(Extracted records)
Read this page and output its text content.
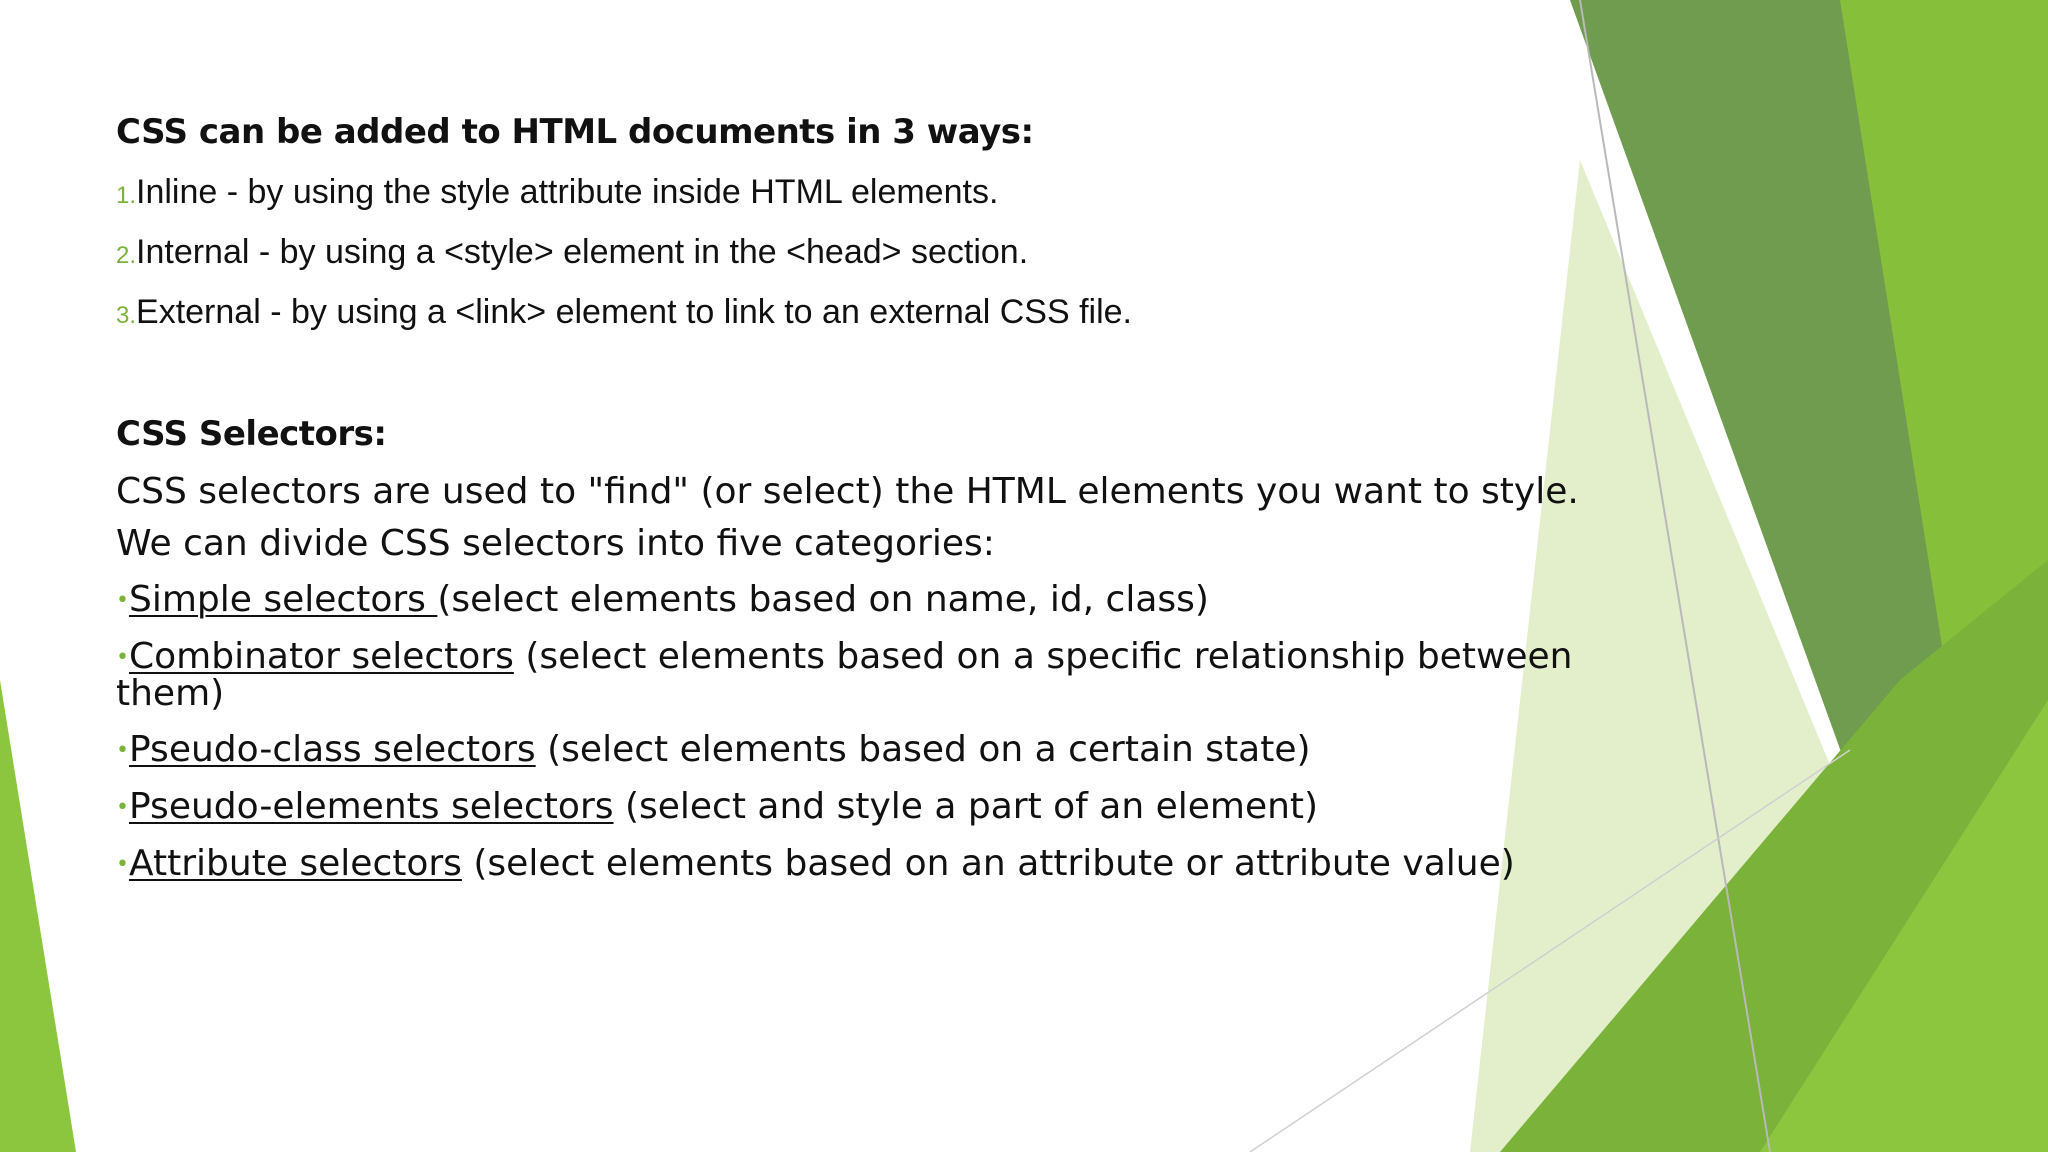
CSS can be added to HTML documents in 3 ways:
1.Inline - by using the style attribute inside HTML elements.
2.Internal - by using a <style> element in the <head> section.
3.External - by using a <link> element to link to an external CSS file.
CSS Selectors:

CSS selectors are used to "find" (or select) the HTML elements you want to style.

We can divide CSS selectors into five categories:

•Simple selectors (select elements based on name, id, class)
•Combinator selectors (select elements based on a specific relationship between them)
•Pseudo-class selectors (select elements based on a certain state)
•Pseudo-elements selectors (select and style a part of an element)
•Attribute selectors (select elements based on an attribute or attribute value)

Required task
From the material above, copy each line that includes the word "HTML".

Output for this task
CSS can be added to HTML documents in 3 ways:
1.Inline - by using the style attribute inside HTML elements.
CSS selectors are used to "find" (or select) the HTML elements you want to style.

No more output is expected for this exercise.